— begin Task data —
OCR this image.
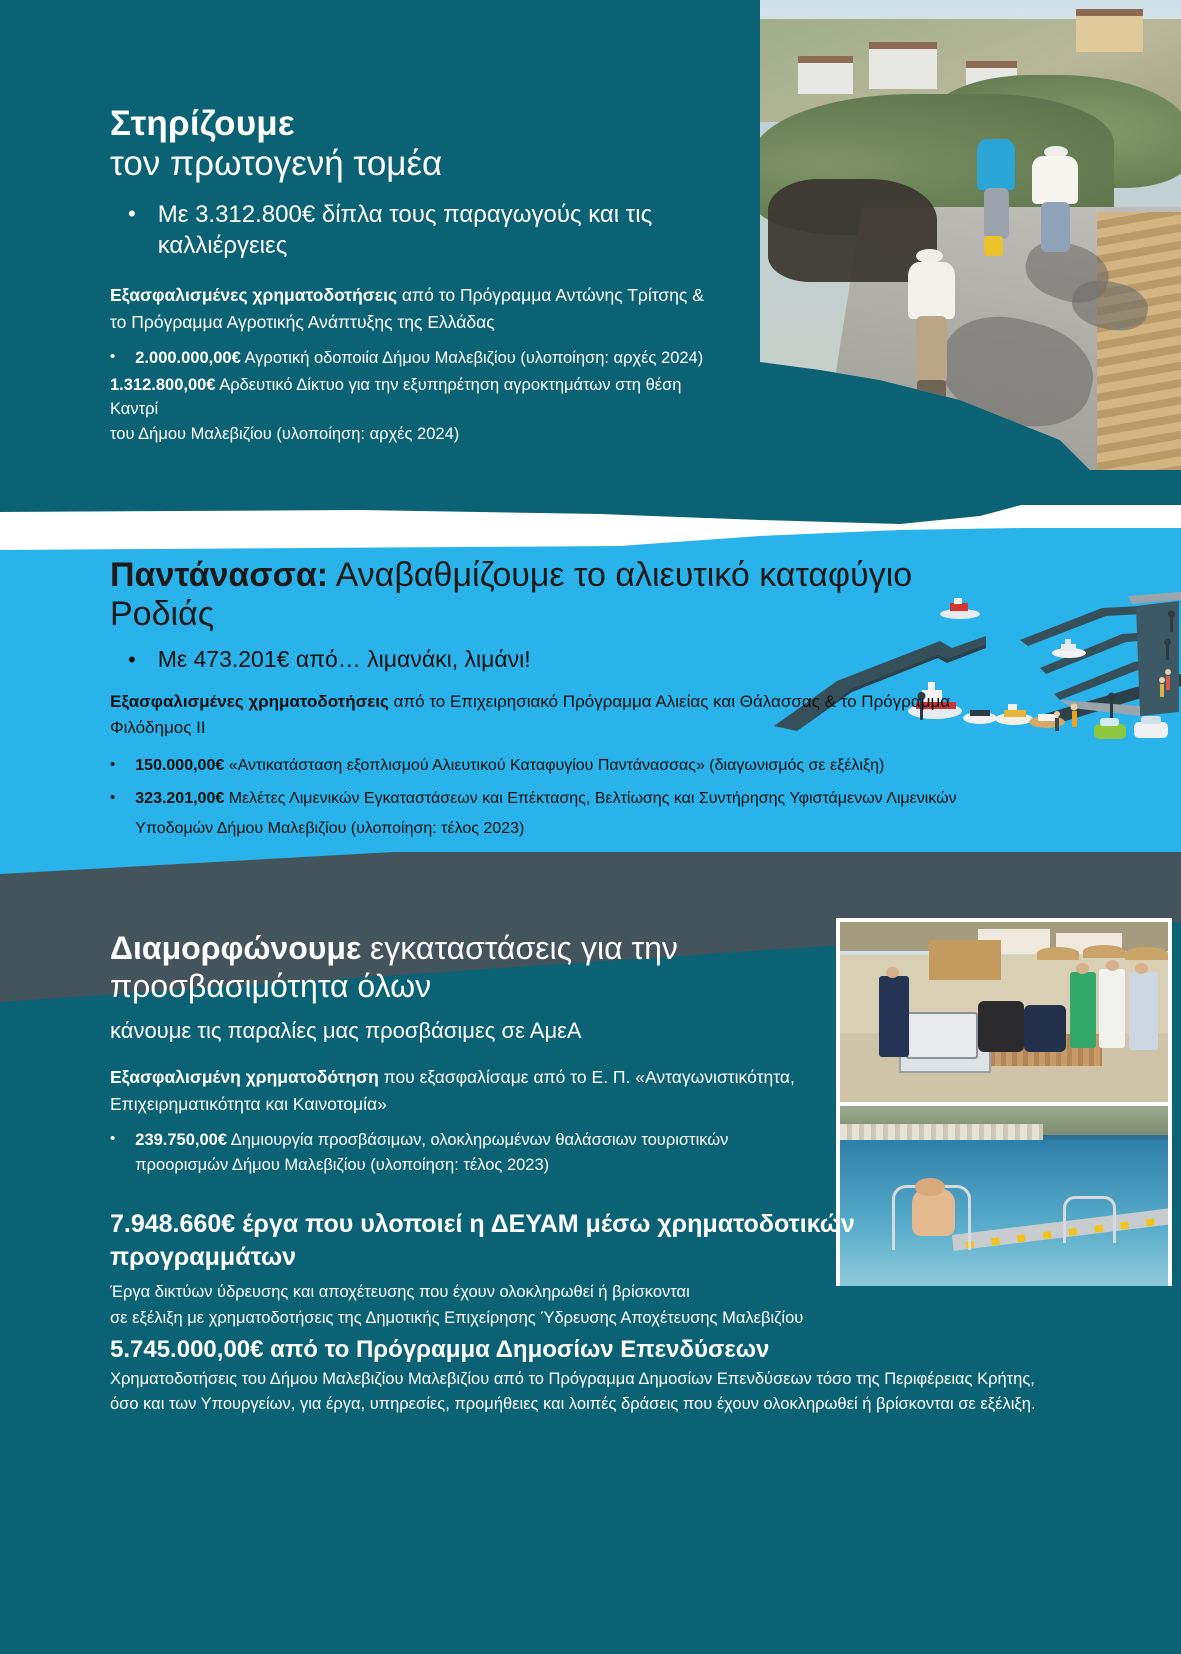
Στηρίζουμε
τον πρωτογενή τομέα
• Με 3.312.800€ δίπλα τους παραγωγούς και τις καλλιέργειες
Εξασφαλισμένες χρηματοδοτήσεις από το Πρόγραμμα Αντώνης Τρίτσης & το Πρόγραμμα Αγροτικής Ανάπτυξης της Ελλάδας
• 2.000.000,00€ Αγροτική οδοποιία Δήμου Μαλεβιζίου (υλοποίηση: αρχές 2024)
1.312.800,00€ Αρδευτικό Δίκτυο για την εξυπηρέτηση αγροκτημάτων στη θέση Καντρί
του Δήμου Μαλεβιζίου (υλοποίηση: αρχές 2024)
Παντάνασσα: Αναβαθμίζουμε το αλιευτικό καταφύγιο Ροδιάς
• Με 473.201€ από… λιμανάκι, λιμάνι!
Εξασφαλισμένες χρηματοδοτήσεις από το Επιχειρησιακό Πρόγραμμα Αλιείας και Θάλασσας & το Πρόγραμμα Φιλόδημος ΙΙ
• 150.000,00€ «Αντικατάσταση εξοπλισμού Αλιευτικού Καταφυγίου Παντάνασσας» (διαγωνισμός σε εξέλιξη)
• 323.201,00€ Μελέτες Λιμενικών Εγκαταστάσεων και Επέκτασης, Βελτίωσης και Συντήρησης Υφιστάμενων Λιμενικών Υποδομών Δήμου Μαλεβιζίου (υλοποίηση: τέλος 2023)
Διαμορφώνουμε εγκαταστάσεις για την προσβασιμότητα όλων
κάνουμε τις παραλίες μας προσβάσιμες σε ΑμεΑ
Εξασφαλισμένη χρηματοδότηση που εξασφαλίσαμε από το Ε. Π. «Ανταγωνιστικότητα, Επιχειρηματικότητα και Καινοτομία»
• 239.750,00€ Δημιουργία προσβάσιμων, ολοκληρωμένων θαλάσσιων τουριστικών προορισμών Δήμου Μαλεβιζίου (υλοποίηση: τέλος 2023)
7.948.660€ έργα που υλοποιεί η ΔΕΥΑΜ μέσω χρηματοδοτικών προγραμμάτων
Έργα δικτύων ύδρευσης και αποχέτευσης που έχουν ολοκληρωθεί ή βρίσκονται
σε εξέλιξη με χρηματοδοτήσεις της Δημοτικής Επιχείρησης Ύδρευσης Αποχέτευσης Μαλεβιζίου
5.745.000,00€ από το Πρόγραμμα Δημοσίων Επενδύσεων
Χρηματοδοτήσεις του Δήμου Μαλεβιζίου Μαλεβιζίου από το Πρόγραμμα Δημοσίων Επενδύσεων τόσο της Περιφέρειας Κρήτης, όσο και των Υπουργείων, για έργα, υπηρεσίες, προμήθειες και λοιπές δράσεις που έχουν ολοκληρωθεί ή βρίσκονται σε εξέλιξη.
— end Task data —
## Exercise brief
All entries must be written out again exactly as given, with no pictures in the copy.

## Solution to this task
OCR this image.
Στηρίζουμε
τον πρωτογενή τομέα
• Με 3.312.800€ δίπλα τους παραγωγούς και τις καλλιέργειες
Εξασφαλισμένες χρηματοδοτήσεις από το Πρόγραμμα Αντώνης Τρίτσης & το Πρόγραμμα Αγροτικής Ανάπτυξης της Ελλάδας
• 2.000.000,00€ Αγροτική οδοποιία Δήμου Μαλεβιζίου (υλοποίηση: αρχές 2024)
1.312.800,00€ Αρδευτικό Δίκτυο για την εξυπηρέτηση αγροκτημάτων στη θέση Καντρί
του Δήμου Μαλεβιζίου (υλοποίηση: αρχές 2024)
Παντάνασσα: Αναβαθμίζουμε το αλιευτικό καταφύγιο Ροδιάς
• Με 473.201€ από… λιμανάκι, λιμάνι!
Εξασφαλισμένες χρηματοδοτήσεις από το Επιχειρησιακό Πρόγραμμα Αλιείας και Θάλασσας & το Πρόγραμμα Φιλόδημος ΙΙ
• 150.000,00€ «Αντικατάσταση εξοπλισμού Αλιευτικού Καταφυγίου Παντάνασσας» (διαγωνισμός σε εξέλιξη)
• 323.201,00€ Μελέτες Λιμενικών Εγκαταστάσεων και Επέκτασης, Βελτίωσης και Συντήρησης Υφιστάμενων Λιμενικών Υποδομών Δήμου Μαλεβιζίου (υλοποίηση: τέλος 2023)
Διαμορφώνουμε εγκαταστάσεις για την προσβασιμότητα όλων
κάνουμε τις παραλίες μας προσβάσιμες σε ΑμεΑ
Εξασφαλισμένη χρηματοδότηση που εξασφαλίσαμε από το Ε. Π. «Ανταγωνιστικότητα, Επιχειρηματικότητα και Καινοτομία»
• 239.750,00€ Δημιουργία προσβάσιμων, ολοκληρωμένων θαλάσσιων τουριστικών προορισμών Δήμου Μαλεβιζίου (υλοποίηση: τέλος 2023)
7.948.660€ έργα που υλοποιεί η ΔΕΥΑΜ μέσω χρηματοδοτικών προγραμμάτων
Έργα δικτύων ύδρευσης και αποχέτευσης που έχουν ολοκληρωθεί ή βρίσκονται
σε εξέλιξη με χρηματοδοτήσεις της Δημοτικής Επιχείρησης Ύδρευσης Αποχέτευσης Μαλεβιζίου
5.745.000,00€ από το Πρόγραμμα Δημοσίων Επενδύσεων
Χρηματοδοτήσεις του Δήμου Μαλεβιζίου Μαλεβιζίου από το Πρόγραμμα Δημοσίων Επενδύσεων τόσο της Περιφέρειας Κρήτης, όσο και των Υπουργείων, για έργα, υπηρεσίες, προμήθειες και λοιπές δράσεις που έχουν ολοκληρωθεί ή βρίσκονται σε εξέλιξη.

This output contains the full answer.